EXCERPTED TEXT START
About this Study Kit

“We are family!” While this famous song title means one thing for blood relatives, it is even more significant in regard to the believer’s status as a member of God’s family.

Jesus commanded that all of his disciples should be baptized in the name of the Father, Son, and Holy Spirit (Matt. 28:19), but what is the connection between baptism, union with Christ, and communion with his body? Are believers the church, or is it a place where God’s people gather? Did Jesus get the ball rolling, and now it’s up to Christians to participate with God in redeeming and reconciling the world to himself? Are church attendance and membership necessary, or is it enough to be busy with “kingdom work”?

Jesus states, “For whoever does the will of my Father in heaven is my brother and sister and mother” (Matt. 12:50 ESV). The new society that God has created in Jesus reorganizes all of the Christian’s priorities. The world fragments people into small constituent groups, but believers should not be organized by age, gender, ethnicity, or political affiliation; rather, they are a people from every tribe language, and nation who together worship the Lamb who ransomed them with his blood (Rev. 5;9).

Not only does the Christian’s individual life undergo a radical transformation through faith in Jesus, but every relationship he or she has with all believers, including those within the nuclear family – is radically transformed as well.

Selecting a local church today is not just a matter of one’s denominational affiliation or physical location. Many Christians change from one congregation to another if they feel like their “needs aren’t being met” at their current church home. If the old saying holds true, “You can choose your friends, but you can’t choose your family, ” doesn’t this also apply to a believer’s relationships with his or her brothers and sisters in Christ?
EXCERPTED TEXT END
-- WHAT YOU WILL DO --
Continue the study kit description on the believer's place in God's family, picking up after its final sentence.
DATA UNDER STUDY START
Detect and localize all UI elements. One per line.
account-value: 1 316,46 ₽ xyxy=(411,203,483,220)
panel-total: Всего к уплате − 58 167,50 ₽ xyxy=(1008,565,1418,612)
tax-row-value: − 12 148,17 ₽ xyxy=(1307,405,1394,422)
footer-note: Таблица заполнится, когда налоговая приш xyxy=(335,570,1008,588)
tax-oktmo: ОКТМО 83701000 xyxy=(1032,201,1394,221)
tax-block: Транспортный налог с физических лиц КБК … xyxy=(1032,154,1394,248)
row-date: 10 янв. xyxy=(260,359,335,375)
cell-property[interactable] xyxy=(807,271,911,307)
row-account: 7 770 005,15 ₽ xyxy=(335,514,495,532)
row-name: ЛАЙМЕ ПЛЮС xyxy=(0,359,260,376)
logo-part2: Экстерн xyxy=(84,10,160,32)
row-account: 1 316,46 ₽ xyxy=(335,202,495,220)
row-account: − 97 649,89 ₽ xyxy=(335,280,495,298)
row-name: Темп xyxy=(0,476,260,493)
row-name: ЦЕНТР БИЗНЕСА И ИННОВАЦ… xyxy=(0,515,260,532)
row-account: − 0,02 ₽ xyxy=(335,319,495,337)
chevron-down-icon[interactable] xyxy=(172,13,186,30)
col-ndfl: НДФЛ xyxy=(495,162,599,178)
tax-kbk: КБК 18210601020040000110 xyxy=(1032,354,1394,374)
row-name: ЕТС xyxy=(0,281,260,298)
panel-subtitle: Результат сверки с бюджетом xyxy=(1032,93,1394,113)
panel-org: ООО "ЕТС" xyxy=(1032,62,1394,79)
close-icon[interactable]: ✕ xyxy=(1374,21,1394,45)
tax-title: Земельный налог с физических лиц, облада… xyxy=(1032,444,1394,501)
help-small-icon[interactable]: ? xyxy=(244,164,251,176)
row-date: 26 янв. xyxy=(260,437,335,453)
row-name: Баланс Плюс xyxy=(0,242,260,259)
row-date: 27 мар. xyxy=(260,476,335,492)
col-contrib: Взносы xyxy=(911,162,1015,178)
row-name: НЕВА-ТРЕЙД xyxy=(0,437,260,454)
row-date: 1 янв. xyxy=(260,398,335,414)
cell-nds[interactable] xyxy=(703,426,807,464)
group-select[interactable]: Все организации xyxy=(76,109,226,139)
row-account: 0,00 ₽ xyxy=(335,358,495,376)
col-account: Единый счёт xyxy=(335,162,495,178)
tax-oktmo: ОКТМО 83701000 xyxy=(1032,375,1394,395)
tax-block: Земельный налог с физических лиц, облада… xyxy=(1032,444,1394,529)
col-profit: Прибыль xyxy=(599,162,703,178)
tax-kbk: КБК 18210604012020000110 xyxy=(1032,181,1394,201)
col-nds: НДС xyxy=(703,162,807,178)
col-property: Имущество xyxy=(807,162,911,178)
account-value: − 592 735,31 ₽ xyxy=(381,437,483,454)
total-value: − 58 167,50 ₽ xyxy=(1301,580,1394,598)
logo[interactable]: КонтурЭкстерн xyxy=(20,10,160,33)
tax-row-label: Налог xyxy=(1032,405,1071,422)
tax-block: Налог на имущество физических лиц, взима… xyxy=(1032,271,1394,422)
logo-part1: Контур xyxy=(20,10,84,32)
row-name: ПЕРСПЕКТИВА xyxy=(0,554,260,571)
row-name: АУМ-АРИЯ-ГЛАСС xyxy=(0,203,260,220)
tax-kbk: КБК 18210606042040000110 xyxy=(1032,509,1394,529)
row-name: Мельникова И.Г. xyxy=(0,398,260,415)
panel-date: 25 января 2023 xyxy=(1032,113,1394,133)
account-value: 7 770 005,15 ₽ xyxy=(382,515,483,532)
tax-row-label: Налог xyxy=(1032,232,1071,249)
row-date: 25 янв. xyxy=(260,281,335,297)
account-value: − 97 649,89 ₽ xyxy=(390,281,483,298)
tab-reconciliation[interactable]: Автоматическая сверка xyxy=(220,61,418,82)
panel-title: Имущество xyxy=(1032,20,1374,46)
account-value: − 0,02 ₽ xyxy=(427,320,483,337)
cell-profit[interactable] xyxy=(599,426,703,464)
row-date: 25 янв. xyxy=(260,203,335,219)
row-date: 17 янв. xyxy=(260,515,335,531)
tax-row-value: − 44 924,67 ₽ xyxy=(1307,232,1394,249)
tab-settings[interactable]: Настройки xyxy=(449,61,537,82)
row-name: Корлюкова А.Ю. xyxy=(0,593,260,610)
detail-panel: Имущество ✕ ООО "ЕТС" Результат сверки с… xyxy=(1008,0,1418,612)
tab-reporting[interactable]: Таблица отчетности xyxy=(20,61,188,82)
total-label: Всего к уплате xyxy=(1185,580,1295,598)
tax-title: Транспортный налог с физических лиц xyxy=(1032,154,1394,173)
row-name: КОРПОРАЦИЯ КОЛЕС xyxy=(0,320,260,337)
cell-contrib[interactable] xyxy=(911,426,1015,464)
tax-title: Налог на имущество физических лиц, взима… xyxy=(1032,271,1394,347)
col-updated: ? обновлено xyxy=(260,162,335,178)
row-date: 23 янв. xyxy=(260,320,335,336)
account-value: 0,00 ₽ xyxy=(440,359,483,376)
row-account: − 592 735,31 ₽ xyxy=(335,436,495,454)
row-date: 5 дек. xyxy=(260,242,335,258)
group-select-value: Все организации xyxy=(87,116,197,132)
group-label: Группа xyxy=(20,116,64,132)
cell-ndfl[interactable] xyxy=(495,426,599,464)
DATA UNDER STUDY END
-- OUTPUT OF THE TASK --
Many churches today have bought into secular views of life and family, catering to individual needs and schedules rather than reorganizing all of the believer’s priorities in light of his or her new relationship to Christ and his body. Jesus was emphatic that the believer’s relationship to him takes precedence over all blood ties: “Whoever loves father or mother more than me is not worthy of me, and whoever loves son or daughter more than me is not worthy of me” (Matt. 10:37). While most Christians today understand that their allegiance to following Jesus must come before their allegiance to blood relatives, the believer’s duties to – and communion with – the local church body are not emphasized nearly as much.

Union with Christ means communion with his body. The apostle Paul compares the individual members of the body of Christ to the members of the human body, which “have the same care for one another. If one member suffers, all suffer together, if one member is honored, all rejoice together” (1 Cor. 12:25-26). Since God has elected each member of the body of Christ, the whole body suffers when even one believer doesn’t participate in the church community.

In the Study Kit “Is Water Thicker Than Blood” we will delve into the identity of the church and the believer’s new family in Christ. Additionally, we will explore the church’s mandate and relationship to society and culture and how Christ rules his kingdom now on earth.